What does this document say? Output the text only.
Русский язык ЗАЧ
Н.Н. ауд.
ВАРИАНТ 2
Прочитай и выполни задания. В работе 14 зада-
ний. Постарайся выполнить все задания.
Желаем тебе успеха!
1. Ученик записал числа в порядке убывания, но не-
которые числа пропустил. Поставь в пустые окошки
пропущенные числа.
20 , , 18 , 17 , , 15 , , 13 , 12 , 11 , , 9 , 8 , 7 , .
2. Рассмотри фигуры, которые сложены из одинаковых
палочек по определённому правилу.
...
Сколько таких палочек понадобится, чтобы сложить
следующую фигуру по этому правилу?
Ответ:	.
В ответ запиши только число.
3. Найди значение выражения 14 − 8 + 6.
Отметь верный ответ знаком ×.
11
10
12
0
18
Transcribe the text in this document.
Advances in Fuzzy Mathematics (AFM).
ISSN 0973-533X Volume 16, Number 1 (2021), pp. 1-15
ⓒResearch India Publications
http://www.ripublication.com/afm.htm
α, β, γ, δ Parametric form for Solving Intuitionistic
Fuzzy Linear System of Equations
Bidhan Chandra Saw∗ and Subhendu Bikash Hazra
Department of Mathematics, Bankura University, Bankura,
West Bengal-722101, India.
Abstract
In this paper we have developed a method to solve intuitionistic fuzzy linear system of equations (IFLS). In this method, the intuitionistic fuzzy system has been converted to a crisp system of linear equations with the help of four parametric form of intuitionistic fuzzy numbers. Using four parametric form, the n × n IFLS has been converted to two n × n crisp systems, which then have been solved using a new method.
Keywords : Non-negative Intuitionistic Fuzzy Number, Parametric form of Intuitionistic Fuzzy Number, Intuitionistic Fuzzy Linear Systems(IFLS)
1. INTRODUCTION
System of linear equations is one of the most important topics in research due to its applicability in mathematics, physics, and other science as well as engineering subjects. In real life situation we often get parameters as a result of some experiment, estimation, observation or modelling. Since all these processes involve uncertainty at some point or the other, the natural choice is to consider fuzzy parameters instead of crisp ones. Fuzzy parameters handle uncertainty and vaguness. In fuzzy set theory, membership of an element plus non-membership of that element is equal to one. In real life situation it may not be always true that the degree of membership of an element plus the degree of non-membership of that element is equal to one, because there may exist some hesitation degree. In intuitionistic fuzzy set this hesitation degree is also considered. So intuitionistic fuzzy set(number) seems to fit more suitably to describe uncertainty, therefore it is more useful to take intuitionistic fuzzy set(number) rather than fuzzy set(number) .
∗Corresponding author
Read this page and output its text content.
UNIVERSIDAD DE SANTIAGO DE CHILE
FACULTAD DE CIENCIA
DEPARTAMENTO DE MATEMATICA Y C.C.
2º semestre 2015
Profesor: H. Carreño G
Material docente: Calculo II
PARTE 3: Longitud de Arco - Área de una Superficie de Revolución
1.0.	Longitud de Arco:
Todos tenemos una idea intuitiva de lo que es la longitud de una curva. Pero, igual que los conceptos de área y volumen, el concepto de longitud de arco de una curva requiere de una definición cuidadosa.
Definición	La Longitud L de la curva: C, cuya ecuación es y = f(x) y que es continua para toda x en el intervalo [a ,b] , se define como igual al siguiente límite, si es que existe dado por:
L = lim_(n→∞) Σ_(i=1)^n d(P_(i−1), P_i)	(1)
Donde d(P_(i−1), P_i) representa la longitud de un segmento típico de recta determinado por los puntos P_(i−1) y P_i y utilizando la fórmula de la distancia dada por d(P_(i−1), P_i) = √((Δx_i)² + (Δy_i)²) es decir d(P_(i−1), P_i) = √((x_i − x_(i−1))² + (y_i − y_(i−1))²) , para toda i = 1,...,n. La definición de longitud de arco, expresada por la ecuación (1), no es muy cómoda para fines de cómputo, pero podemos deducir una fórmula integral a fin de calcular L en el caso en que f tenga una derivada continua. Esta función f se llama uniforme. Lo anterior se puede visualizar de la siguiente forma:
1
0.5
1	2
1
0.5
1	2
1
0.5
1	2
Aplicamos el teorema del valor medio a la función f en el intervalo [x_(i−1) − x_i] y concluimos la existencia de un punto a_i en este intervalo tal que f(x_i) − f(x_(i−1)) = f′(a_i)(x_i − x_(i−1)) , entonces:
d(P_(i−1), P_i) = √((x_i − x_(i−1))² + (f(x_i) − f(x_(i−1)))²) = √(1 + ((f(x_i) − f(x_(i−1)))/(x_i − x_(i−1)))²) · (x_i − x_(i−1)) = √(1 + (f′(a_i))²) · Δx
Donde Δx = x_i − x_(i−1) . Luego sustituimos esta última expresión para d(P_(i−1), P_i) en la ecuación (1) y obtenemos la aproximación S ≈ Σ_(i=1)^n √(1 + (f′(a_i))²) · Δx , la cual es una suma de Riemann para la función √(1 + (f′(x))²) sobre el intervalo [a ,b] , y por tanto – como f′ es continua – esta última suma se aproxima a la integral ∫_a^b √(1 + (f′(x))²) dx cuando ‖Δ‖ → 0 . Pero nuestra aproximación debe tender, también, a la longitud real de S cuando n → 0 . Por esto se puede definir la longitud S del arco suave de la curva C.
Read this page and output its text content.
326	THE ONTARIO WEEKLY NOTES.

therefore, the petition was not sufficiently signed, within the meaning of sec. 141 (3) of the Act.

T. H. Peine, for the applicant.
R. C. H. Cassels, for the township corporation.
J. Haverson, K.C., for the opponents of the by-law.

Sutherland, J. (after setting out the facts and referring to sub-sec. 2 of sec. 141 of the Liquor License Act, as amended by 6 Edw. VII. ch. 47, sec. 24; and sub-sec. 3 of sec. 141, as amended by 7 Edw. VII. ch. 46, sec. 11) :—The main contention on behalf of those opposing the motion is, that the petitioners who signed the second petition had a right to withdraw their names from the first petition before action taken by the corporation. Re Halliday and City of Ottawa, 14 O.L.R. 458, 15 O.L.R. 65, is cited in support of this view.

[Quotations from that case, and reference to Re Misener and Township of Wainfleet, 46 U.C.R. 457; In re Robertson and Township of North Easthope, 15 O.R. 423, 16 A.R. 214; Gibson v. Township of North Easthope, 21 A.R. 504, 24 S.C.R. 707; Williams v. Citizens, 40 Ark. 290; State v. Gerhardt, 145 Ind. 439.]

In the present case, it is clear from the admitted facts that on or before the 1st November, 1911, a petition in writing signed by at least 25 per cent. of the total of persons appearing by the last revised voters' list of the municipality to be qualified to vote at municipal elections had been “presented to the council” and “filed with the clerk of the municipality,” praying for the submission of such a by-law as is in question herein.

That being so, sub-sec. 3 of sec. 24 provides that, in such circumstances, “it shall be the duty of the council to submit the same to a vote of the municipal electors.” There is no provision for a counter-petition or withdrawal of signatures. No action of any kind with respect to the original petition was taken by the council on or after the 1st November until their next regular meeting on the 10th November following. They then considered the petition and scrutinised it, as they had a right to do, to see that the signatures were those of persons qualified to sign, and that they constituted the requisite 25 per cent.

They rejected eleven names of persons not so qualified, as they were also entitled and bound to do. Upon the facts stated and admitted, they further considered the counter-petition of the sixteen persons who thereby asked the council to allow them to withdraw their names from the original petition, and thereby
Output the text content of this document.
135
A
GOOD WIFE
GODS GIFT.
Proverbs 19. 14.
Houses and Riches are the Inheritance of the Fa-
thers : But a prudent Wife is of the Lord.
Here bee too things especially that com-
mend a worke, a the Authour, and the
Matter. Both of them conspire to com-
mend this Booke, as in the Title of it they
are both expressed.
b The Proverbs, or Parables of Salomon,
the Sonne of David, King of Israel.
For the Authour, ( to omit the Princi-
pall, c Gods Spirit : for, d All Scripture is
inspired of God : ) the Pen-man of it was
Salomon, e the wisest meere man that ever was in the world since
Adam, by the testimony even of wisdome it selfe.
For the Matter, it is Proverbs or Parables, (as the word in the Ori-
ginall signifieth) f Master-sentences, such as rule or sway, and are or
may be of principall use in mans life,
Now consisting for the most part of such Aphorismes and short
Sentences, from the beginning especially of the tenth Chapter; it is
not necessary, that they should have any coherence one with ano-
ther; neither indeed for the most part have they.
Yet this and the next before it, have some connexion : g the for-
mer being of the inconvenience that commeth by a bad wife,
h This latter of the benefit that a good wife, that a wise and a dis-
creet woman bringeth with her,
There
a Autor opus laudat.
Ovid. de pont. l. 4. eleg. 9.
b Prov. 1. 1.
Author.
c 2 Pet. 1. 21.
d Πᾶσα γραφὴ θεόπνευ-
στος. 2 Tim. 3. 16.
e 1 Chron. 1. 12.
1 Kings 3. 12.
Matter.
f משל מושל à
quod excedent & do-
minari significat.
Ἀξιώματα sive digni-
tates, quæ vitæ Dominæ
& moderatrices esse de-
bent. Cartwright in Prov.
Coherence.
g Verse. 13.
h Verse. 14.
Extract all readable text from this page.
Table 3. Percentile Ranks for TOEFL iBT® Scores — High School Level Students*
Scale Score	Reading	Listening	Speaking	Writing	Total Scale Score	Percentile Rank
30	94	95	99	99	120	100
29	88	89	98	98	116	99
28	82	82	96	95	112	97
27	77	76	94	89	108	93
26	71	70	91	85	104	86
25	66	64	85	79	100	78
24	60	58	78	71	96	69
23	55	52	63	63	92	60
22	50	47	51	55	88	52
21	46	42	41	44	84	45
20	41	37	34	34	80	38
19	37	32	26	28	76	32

▶ The task
Pull out all lines from the listing that contain the string "after".

▶ Full output
Sutherland, J. (after setting out the facts and referring to sub-sec. 2 of sec. 141 of the Liquor License Act, as amended by 6 Edw. VII. ch. 47, sec. 24; and sub-sec. 3 of sec. 141, as amended by 7 Edw. VII. ch. 46, sec. 11) :—The main contention on behalf of those opposing the motion is, that the petitioners who signed the second petition had a right to withdraw their names from the first petition before action taken by the corporation. Re Halliday and City of Ottawa, 14 O.L.R. 458, 15 O.L.R. 65, is cited in support of this view.
That being so, sub-sec. 3 of sec. 24 provides that, in such circumstances, “it shall be the duty of the council to submit the same to a vote of the municipal electors.” There is no provision for a counter-petition or withdrawal of signatures. No action of any kind with respect to the original petition was taken by the council on or after the 1st November until their next regular meeting on the 10th November following. They then considered the petition and scrutinised it, as they had a right to do, to see that the signatures were those of persons qualified to sign, and that they constituted the requisite 25 per cent.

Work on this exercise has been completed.